(Provided text)

The measurement precision of the CF item bank was high for patients reporting at least minor cognitive difficulties, and somewhat less precise for patients reporting trivial cognitive difficulties. The majority (73%) of the cancer patients in this study experienced at most minor cognitive difficulties (here defined as a CF score <−0.7, corresponding to answering ‘a little’ to all 34 items in the final item bank). This suggests that the measurement precision for general cancer patients may be suboptimal. The results did show that CAT measurement will be very precise in the subset of cancer patients with some cognitive impairment. This means that CAT could be particularly useful in patients with primary brain tumors and patients with systemic cancer with central nervous system metastases or treatment-related cognitive deficits [34,35,36,37,38,39,40,41]. However, primary brain tumor patients were not included in the patient sample and it is unknown how many patients had brain metastases or treatment-related cognitive deficits, limiting generalizability of the results (i.e., whether the results are also applicable to brain tumor patients). From a methodological point of view, new items that are relevant for patients with trivial cognitive difficulties could be constructed and added to the item bank in order to enhance measurement precision. However, from a clinical point of view this may be irrelevant, because a very low level of cognitive difficulties may not be different from ‘normality,’ and there are no treatment implications for patients with no or minor cognitive difficulties. Overall, the measurement precision of the item bank was much higher than the two original QLQ-C30 CF items alone, across the whole continuum, although this may partially be explained by including items that are similar in content.

Of the 34 items, 11 items focus on concentration and 23 items on memory. This imbalance was not caused by the exclusion of items in the validation process, as only two items on concentration and eight on memory were discarded. To guarantee content balance, CAT may be programmed to systematically select items from both subdomains. A simple solution to ensure direct coverage of both subdomains would be to start a CAT by asking the two original QLQ-C30 CF items. To fit the content covered by the two QLQ-C30 CF items, this item bank also narrows its coverage to concentration and memory, while cognitive functioning comprises more domains [42]. On the other hand, limiting the coverage to the original domains will allow direct comparability with other studies that used the QLQ-C30 to assess HRQoL.

(End Provided text)
(Entries shown)

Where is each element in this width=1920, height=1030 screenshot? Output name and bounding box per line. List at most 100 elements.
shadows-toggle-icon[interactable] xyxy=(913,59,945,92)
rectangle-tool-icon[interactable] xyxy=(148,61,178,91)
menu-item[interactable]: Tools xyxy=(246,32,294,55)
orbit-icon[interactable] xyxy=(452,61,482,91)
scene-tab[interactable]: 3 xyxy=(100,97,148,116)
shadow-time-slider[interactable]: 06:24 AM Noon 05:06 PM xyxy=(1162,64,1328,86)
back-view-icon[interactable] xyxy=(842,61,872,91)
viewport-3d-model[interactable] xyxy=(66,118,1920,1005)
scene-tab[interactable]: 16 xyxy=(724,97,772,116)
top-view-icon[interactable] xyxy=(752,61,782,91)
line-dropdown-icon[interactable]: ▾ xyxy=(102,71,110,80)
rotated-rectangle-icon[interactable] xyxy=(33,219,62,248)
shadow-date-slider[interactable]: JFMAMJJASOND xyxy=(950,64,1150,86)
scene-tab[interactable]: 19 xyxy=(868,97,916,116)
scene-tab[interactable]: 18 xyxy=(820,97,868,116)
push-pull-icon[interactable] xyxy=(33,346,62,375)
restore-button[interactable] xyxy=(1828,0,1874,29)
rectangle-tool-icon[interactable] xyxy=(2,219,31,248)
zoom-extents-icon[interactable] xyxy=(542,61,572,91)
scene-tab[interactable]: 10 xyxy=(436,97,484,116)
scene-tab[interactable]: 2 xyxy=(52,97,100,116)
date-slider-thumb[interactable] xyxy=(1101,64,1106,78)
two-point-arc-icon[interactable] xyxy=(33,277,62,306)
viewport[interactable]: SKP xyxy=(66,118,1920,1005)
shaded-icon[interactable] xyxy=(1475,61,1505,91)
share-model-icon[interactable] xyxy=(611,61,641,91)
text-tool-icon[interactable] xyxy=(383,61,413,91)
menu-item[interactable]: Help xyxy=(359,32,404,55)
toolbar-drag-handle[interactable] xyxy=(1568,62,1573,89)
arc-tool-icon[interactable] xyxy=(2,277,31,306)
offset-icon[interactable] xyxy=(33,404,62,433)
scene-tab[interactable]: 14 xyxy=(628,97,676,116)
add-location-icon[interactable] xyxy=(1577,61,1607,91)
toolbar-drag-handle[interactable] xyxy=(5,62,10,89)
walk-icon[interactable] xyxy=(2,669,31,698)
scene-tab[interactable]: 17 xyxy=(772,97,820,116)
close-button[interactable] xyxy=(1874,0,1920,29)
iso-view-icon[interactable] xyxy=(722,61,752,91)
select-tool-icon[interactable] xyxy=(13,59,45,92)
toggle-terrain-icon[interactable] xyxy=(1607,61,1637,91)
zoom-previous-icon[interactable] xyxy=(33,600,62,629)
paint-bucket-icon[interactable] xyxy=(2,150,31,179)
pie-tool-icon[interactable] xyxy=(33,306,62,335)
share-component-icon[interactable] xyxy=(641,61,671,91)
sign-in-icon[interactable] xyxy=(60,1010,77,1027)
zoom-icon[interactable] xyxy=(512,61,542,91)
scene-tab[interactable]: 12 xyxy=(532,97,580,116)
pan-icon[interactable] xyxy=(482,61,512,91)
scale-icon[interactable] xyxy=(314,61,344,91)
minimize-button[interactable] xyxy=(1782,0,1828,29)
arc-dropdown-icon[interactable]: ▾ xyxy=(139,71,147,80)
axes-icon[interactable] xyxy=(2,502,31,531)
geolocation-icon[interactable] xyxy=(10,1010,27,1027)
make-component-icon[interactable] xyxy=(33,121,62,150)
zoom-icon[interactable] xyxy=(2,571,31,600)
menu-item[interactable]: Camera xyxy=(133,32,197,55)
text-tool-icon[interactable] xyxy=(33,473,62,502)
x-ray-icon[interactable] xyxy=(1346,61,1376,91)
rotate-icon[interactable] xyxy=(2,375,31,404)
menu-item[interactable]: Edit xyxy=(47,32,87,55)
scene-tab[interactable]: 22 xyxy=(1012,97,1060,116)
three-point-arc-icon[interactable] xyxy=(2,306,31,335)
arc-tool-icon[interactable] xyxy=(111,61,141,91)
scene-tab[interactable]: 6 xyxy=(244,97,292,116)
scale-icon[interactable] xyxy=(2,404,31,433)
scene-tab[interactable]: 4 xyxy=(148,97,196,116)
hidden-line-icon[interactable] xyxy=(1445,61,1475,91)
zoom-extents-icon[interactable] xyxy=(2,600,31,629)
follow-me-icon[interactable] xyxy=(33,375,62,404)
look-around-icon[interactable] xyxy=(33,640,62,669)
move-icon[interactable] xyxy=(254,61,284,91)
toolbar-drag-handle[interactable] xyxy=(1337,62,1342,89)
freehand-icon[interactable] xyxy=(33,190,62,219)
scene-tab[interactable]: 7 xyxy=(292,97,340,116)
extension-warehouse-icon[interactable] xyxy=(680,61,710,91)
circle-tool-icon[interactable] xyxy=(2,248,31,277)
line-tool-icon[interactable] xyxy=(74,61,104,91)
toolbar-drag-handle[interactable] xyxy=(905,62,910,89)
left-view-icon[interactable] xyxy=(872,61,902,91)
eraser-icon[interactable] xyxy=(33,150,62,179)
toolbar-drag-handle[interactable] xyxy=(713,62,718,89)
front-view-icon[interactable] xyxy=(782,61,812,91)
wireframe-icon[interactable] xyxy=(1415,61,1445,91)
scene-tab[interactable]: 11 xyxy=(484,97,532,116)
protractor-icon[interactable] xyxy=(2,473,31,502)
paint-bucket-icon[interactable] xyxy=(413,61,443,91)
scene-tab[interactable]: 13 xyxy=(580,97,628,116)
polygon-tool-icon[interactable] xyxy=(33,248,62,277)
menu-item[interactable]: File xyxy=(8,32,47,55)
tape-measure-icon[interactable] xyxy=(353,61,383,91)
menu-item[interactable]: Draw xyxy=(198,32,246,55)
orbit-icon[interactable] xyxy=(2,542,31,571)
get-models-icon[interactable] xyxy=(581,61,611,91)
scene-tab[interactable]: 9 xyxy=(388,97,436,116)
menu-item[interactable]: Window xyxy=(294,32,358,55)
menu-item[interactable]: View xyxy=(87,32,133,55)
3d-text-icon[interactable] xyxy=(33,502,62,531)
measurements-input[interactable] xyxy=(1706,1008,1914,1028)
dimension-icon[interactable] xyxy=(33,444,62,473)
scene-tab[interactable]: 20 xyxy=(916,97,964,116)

(End Entries shown)

» Problem 1: Using the text on the cognitive functioning item bank, decide whether each statement agrees with it: (a) most cancer patients in the study had at most minor cognitive difficulties; (b) primary brain tumor patients were part of the patient sample; (c) more memory items than concentration items were discarded during validation. For each, answer yes or no and quote the words that settle it.
» Problem 2: Resume the text on the cognitive functioning item bank after its final sentence and continue it.

» Written answer 1:
(a) Yes: "The majority (73%) of the cancer patients in this study experienced at most minor cognitive difficulties"
(b) No: "primary brain tumor patients were not included in the patient sample"
(c) Yes: "only two items on concentration and eight on memory were discarded"

» Written answer 2:
Evaluations of known groups on observed data indicated that using CAT resulted in large savings in study sample sizes, around 50% for CATs of all lengths, as compared to the original QLQ-C30 CF scale, without loss of power. When the sample size would be further reduced, this would be at the expense of statistical power. Simulated data showed somewhat smaller savings, of up to 25%. Although estimated savings varied between the observed and simulated data, sample sizes will already be significantly reduced, on average by 35–40%, when asking at least two items (corresponding to 6% of the CF item bank). Thus, fewer patients would need to be included in studies with cognitive complaints as the primary endpoint. Moreover, response burden for patients may be reduced, as a 1-item CAT can result in a better estimation of CF than the original 2-item QLQ-C30 CF sum scale.

In conclusion, we have developed a CF item bank for CAT measurement consisting of 34 items, applicable to patients with various cancer diagnoses, across different countries. The item bank showed good psychometric properties. Moreover, by tailoring the item set to the individual patients, measurement precision is enhanced and the response burden possibly reduced. When CAT versions for all QLQ-C30 scales are developed, resulting in a complete EORTC QLQ-C30 CAT instrument, these remain to be validated in an independent dataset. Currently, the EORTC Quality of Life Group has initiated such a large validation study.